* WHAT YOU NEED TO DO
Every entry should be repeated exactly. Omit the pictures.

=== GIVEN RECORDS ===

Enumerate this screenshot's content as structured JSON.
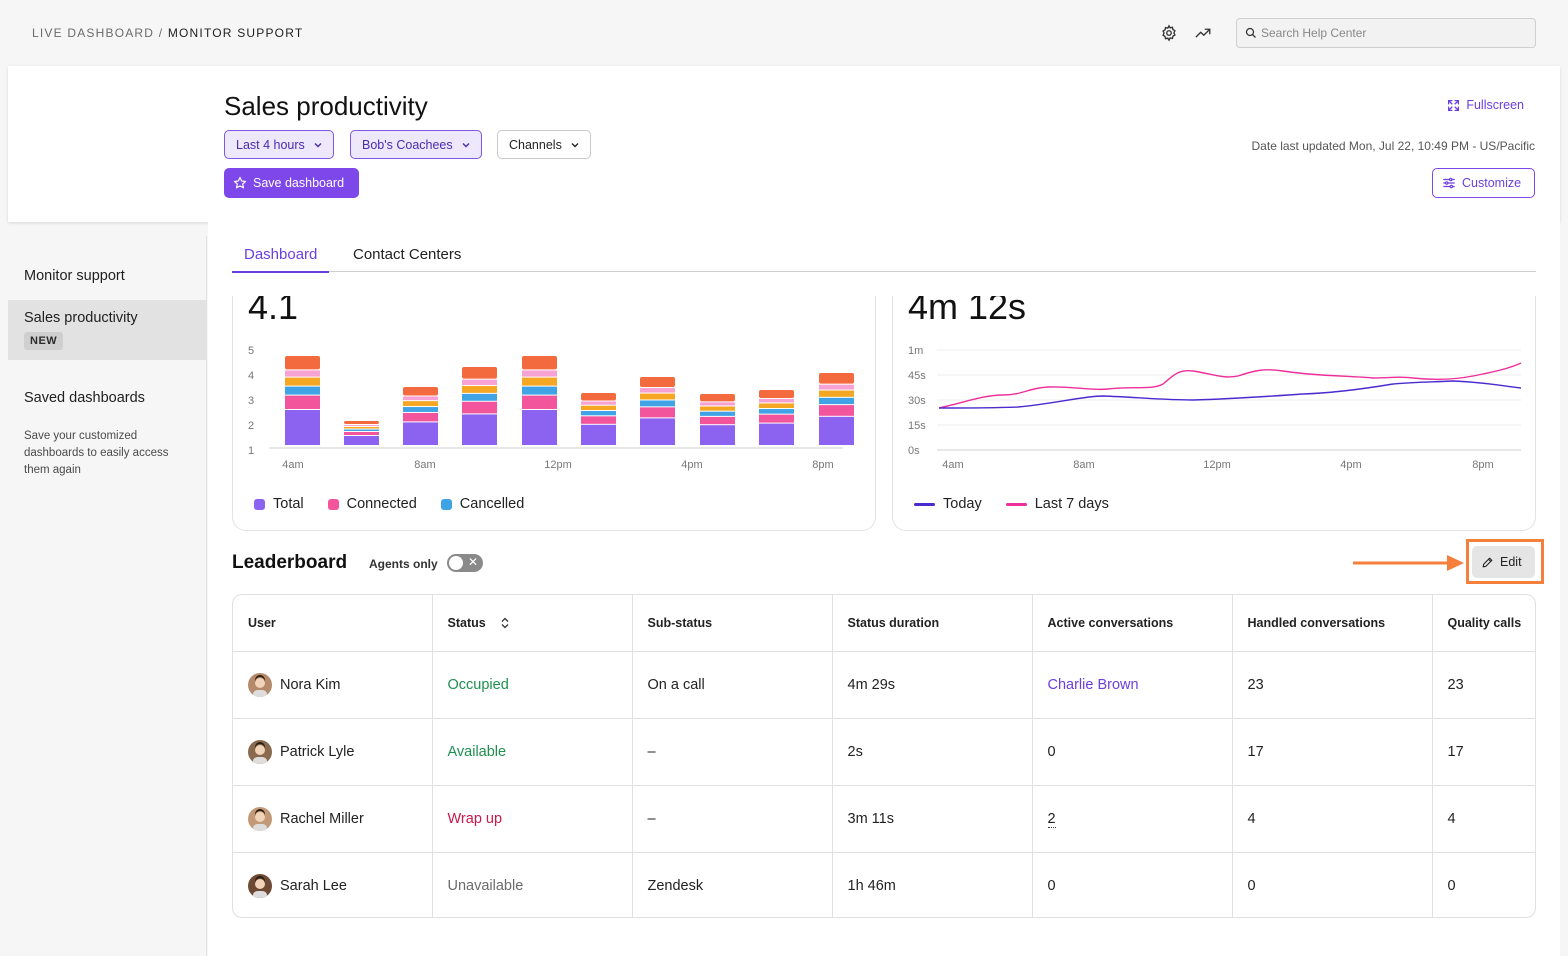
{
  "breadcrumb": {
    "root": "LIVE DASHBOARD",
    "separator": "/",
    "current": "MONITOR SUPPORT"
  },
  "search": {
    "placeholder": "Search Help Center",
    "value": ""
  },
  "header": {
    "title": "Sales productivity",
    "filters": [
      {
        "label": "Last 4 hours",
        "active": true
      },
      {
        "label": "Bob's Coachees",
        "active": true
      },
      {
        "label": "Channels",
        "active": false
      }
    ],
    "save_label": "Save dashboard",
    "fullscreen_label": "Fullscreen",
    "updated": "Date last updated Mon, Jul 22, 10:49 PM - US/Pacific",
    "customize_label": "Customize"
  },
  "sidebar": {
    "monitor_support": "Monitor support",
    "selected_item": "Sales productivity",
    "new_badge": "NEW",
    "saved_title": "Saved dashboards",
    "saved_desc": "Save your customized dashboards to easily access them again"
  },
  "tabs": [
    {
      "label": "Dashboard"
    },
    {
      "label": "Contact Centers"
    }
  ],
  "bar_chart": {
    "big_number": "4.1",
    "y_ticks": [
      "5",
      "4",
      "3",
      "2",
      "1"
    ],
    "x_ticks": [
      "4am",
      "8am",
      "12pm",
      "4pm",
      "8pm"
    ],
    "legend": [
      "Total",
      "Connected",
      "Cancelled"
    ],
    "colors": {
      "total": "#8b63f0",
      "connected": "#f2559c",
      "cancelled": "#3fa3e6",
      "orange": "#f5a623",
      "red": "#f26a3d",
      "pink_light": "#f6a2d2"
    }
  },
  "line_chart": {
    "big_number": "4m 12s",
    "y_ticks": [
      "1m",
      "45s",
      "30s",
      "15s",
      "0s"
    ],
    "x_ticks": [
      "4am",
      "8am",
      "12pm",
      "4pm",
      "8pm"
    ],
    "legend": [
      "Today",
      "Last 7 days"
    ],
    "colors": {
      "today": "#4b2bd0",
      "last7": "#ee2e9a"
    }
  },
  "leaderboard": {
    "title": "Leaderboard",
    "agents_only_label": "Agents only",
    "agents_only_on": false,
    "edit_label": "Edit",
    "columns": [
      "User",
      "Status",
      "Sub-status",
      "Status duration",
      "Active conversations",
      "Handled conversations",
      "Quality calls"
    ],
    "rows": [
      {
        "user": "Nora Kim",
        "status": "Occupied",
        "status_color": "#1e8f4e",
        "sub_status": "On a call",
        "duration": "4m 29s",
        "active": "Charlie Brown",
        "handled": "23",
        "quality": "23"
      },
      {
        "user": "Patrick Lyle",
        "status": "Available",
        "status_color": "#1e8f4e",
        "sub_status": "–",
        "duration": "2s",
        "active": "0",
        "handled": "17",
        "quality": "17"
      },
      {
        "user": "Rachel Miller",
        "status": "Wrap up",
        "status_color": "#c9184a",
        "sub_status": "–",
        "duration": "3m 11s",
        "active": "2",
        "handled": "4",
        "quality": "4"
      },
      {
        "user": "Sarah Lee",
        "status": "Unavailable",
        "status_color": "#6b6b6b",
        "sub_status": "Zendesk",
        "duration": "1h 46m",
        "active": "0",
        "handled": "0",
        "quality": "0"
      }
    ]
  }
}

===

* PROBLEM SOLUTION
Enumerate this screenshot's content as structured JSON.
{
  "breadcrumb": {
    "root": "LIVE DASHBOARD",
    "separator": "/",
    "current": "MONITOR SUPPORT"
  },
  "search": {
    "placeholder": "Search Help Center",
    "value": ""
  },
  "header": {
    "title": "Sales productivity",
    "filters": [
      {
        "label": "Last 4 hours",
        "active": true
      },
      {
        "label": "Bob's Coachees",
        "active": true
      },
      {
        "label": "Channels",
        "active": false
      }
    ],
    "save_label": "Save dashboard",
    "fullscreen_label": "Fullscreen",
    "updated": "Date last updated Mon, Jul 22, 10:49 PM - US/Pacific",
    "customize_label": "Customize"
  },
  "sidebar": {
    "monitor_support": "Monitor support",
    "selected_item": "Sales productivity",
    "new_badge": "NEW",
    "saved_title": "Saved dashboards",
    "saved_desc": "Save your customized dashboards to easily access them again"
  },
  "tabs": [
    {
      "label": "Dashboard"
    },
    {
      "label": "Contact Centers"
    }
  ],
  "bar_chart": {
    "big_number": "4.1",
    "y_ticks": [
      "5",
      "4",
      "3",
      "2",
      "1"
    ],
    "x_ticks": [
      "4am",
      "8am",
      "12pm",
      "4pm",
      "8pm"
    ],
    "legend": [
      "Total",
      "Connected",
      "Cancelled"
    ],
    "colors": {
      "total": "#8b63f0",
      "connected": "#f2559c",
      "cancelled": "#3fa3e6",
      "orange": "#f5a623",
      "red": "#f26a3d",
      "pink_light": "#f6a2d2"
    }
  },
  "line_chart": {
    "big_number": "4m 12s",
    "y_ticks": [
      "1m",
      "45s",
      "30s",
      "15s",
      "0s"
    ],
    "x_ticks": [
      "4am",
      "8am",
      "12pm",
      "4pm",
      "8pm"
    ],
    "legend": [
      "Today",
      "Last 7 days"
    ],
    "colors": {
      "today": "#4b2bd0",
      "last7": "#ee2e9a"
    }
  },
  "leaderboard": {
    "title": "Leaderboard",
    "agents_only_label": "Agents only",
    "agents_only_on": false,
    "edit_label": "Edit",
    "columns": [
      "User",
      "Status",
      "Sub-status",
      "Status duration",
      "Active conversations",
      "Handled conversations",
      "Quality calls"
    ],
    "rows": [
      {
        "user": "Nora Kim",
        "status": "Occupied",
        "status_color": "#1e8f4e",
        "sub_status": "On a call",
        "duration": "4m 29s",
        "active": "Charlie Brown",
        "handled": "23",
        "quality": "23"
      },
      {
        "user": "Patrick Lyle",
        "status": "Available",
        "status_color": "#1e8f4e",
        "sub_status": "–",
        "duration": "2s",
        "active": "0",
        "handled": "17",
        "quality": "17"
      },
      {
        "user": "Rachel Miller",
        "status": "Wrap up",
        "status_color": "#c9184a",
        "sub_status": "–",
        "duration": "3m 11s",
        "active": "2",
        "handled": "4",
        "quality": "4"
      },
      {
        "user": "Sarah Lee",
        "status": "Unavailable",
        "status_color": "#6b6b6b",
        "sub_status": "Zendesk",
        "duration": "1h 46m",
        "active": "0",
        "handled": "0",
        "quality": "0"
      }
    ]
  }
}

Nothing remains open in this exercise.